Input records
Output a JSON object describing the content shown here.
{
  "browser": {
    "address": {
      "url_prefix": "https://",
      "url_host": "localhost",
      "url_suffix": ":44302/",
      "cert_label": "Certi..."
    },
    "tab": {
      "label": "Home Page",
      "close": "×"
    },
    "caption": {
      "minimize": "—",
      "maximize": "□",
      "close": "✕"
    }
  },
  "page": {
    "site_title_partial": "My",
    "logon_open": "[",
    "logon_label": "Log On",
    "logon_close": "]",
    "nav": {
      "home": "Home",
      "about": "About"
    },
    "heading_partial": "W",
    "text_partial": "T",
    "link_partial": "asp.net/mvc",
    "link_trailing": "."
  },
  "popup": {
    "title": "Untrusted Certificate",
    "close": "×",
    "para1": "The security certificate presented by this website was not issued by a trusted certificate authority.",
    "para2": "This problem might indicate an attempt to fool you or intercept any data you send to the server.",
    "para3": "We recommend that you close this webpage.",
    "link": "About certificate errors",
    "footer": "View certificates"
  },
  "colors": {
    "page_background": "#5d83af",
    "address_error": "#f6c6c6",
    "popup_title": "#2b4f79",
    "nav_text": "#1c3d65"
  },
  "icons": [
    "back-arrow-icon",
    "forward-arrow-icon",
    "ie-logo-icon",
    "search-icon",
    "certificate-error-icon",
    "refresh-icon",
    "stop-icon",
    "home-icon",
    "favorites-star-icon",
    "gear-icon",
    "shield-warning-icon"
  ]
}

Work instructions
Using the listing above, please repeat every entry exactly.

The completed task
Output a JSON object describing the content shown here.
{
  "browser": {
    "address": {
      "url_prefix": "https://",
      "url_host": "localhost",
      "url_suffix": ":44302/",
      "cert_label": "Certi..."
    },
    "tab": {
      "label": "Home Page",
      "close": "×"
    },
    "caption": {
      "minimize": "—",
      "maximize": "□",
      "close": "✕"
    }
  },
  "page": {
    "site_title_partial": "My",
    "logon_open": "[",
    "logon_label": "Log On",
    "logon_close": "]",
    "nav": {
      "home": "Home",
      "about": "About"
    },
    "heading_partial": "W",
    "text_partial": "T",
    "link_partial": "asp.net/mvc",
    "link_trailing": "."
  },
  "popup": {
    "title": "Untrusted Certificate",
    "close": "×",
    "para1": "The security certificate presented by this website was not issued by a trusted certificate authority.",
    "para2": "This problem might indicate an attempt to fool you or intercept any data you send to the server.",
    "para3": "We recommend that you close this webpage.",
    "link": "About certificate errors",
    "footer": "View certificates"
  },
  "colors": {
    "page_background": "#5d83af",
    "address_error": "#f6c6c6",
    "popup_title": "#2b4f79",
    "nav_text": "#1c3d65"
  },
  "icons": [
    "back-arrow-icon",
    "forward-arrow-icon",
    "ie-logo-icon",
    "search-icon",
    "certificate-error-icon",
    "refresh-icon",
    "stop-icon",
    "home-icon",
    "favorites-star-icon",
    "gear-icon",
    "shield-warning-icon"
  ]
}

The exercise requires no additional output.